PROVIDED RECORDS start

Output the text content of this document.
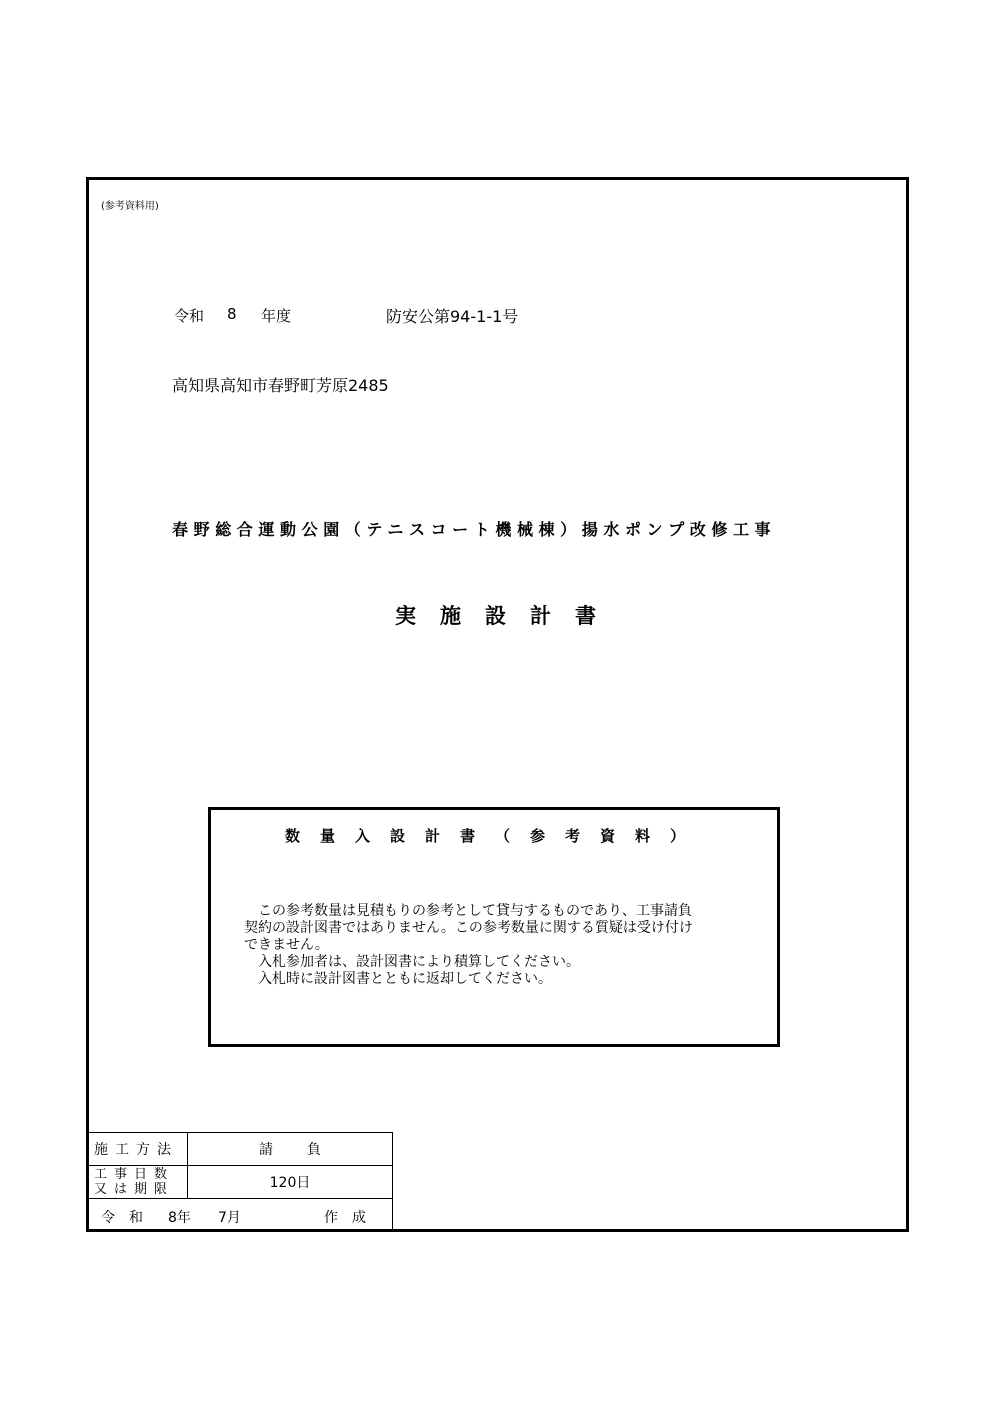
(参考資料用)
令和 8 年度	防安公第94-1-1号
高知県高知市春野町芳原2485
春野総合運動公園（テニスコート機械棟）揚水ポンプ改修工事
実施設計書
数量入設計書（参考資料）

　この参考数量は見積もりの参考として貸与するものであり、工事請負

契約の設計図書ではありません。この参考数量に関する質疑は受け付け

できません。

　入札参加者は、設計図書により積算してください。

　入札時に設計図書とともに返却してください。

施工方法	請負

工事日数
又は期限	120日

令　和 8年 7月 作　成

PROVIDED RECORDS end
PROVIDED RECORDS start

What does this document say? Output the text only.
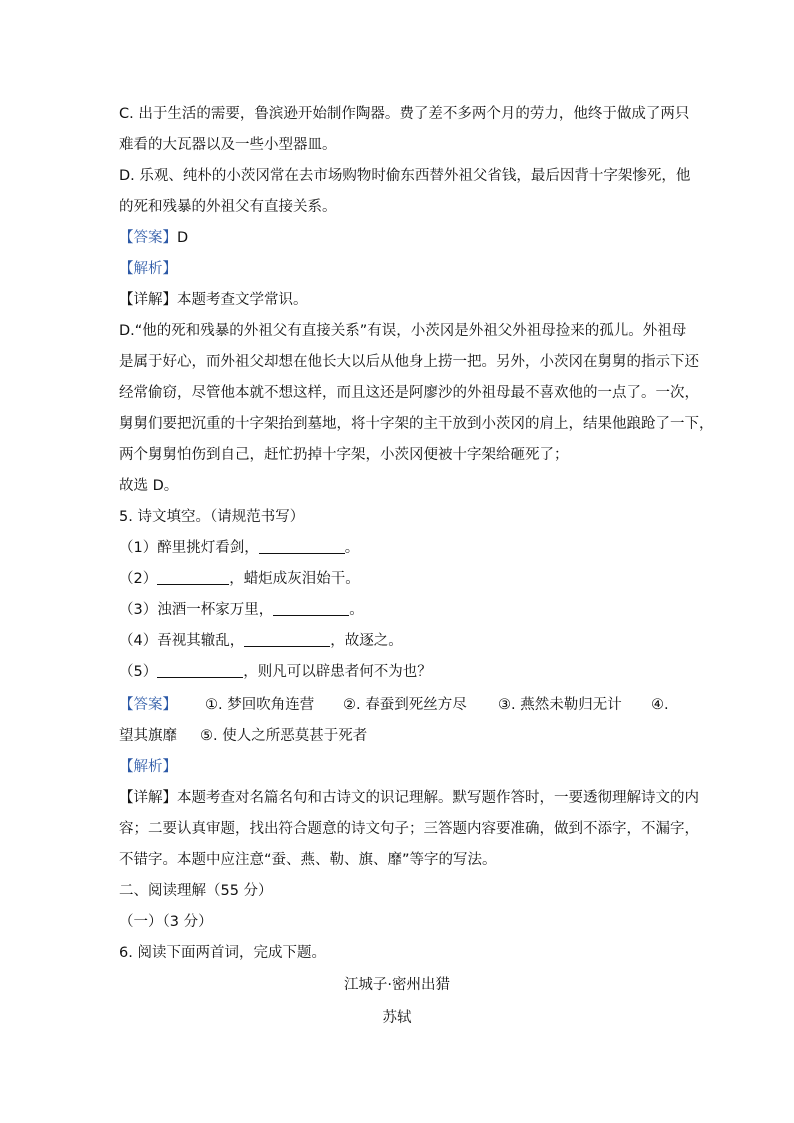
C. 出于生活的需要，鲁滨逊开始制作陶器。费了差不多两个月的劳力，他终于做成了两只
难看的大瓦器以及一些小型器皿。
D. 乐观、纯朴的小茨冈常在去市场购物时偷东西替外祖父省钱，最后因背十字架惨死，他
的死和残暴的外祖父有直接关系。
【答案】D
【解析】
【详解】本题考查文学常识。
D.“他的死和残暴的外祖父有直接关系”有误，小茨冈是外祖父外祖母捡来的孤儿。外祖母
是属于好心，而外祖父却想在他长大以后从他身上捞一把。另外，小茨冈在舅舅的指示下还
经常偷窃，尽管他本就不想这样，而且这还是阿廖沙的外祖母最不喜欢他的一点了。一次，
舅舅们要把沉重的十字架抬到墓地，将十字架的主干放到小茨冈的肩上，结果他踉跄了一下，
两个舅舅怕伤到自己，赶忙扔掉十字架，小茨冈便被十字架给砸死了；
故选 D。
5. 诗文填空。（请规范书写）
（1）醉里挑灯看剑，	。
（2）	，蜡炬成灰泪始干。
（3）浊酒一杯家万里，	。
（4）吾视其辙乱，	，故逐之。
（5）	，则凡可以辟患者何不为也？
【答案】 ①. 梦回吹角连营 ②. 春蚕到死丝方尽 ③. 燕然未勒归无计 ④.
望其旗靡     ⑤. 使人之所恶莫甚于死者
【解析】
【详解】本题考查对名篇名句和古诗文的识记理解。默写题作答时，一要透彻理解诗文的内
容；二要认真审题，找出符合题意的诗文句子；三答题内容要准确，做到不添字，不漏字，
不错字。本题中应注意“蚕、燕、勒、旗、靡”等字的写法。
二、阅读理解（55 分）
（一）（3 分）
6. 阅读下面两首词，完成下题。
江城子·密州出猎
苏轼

PROVIDED RECORDS end

Identify and extract each line of the listing that contains "Output".

WRITTEN REPLY =
Output the text content of this document.
What does this document say? Output the text only.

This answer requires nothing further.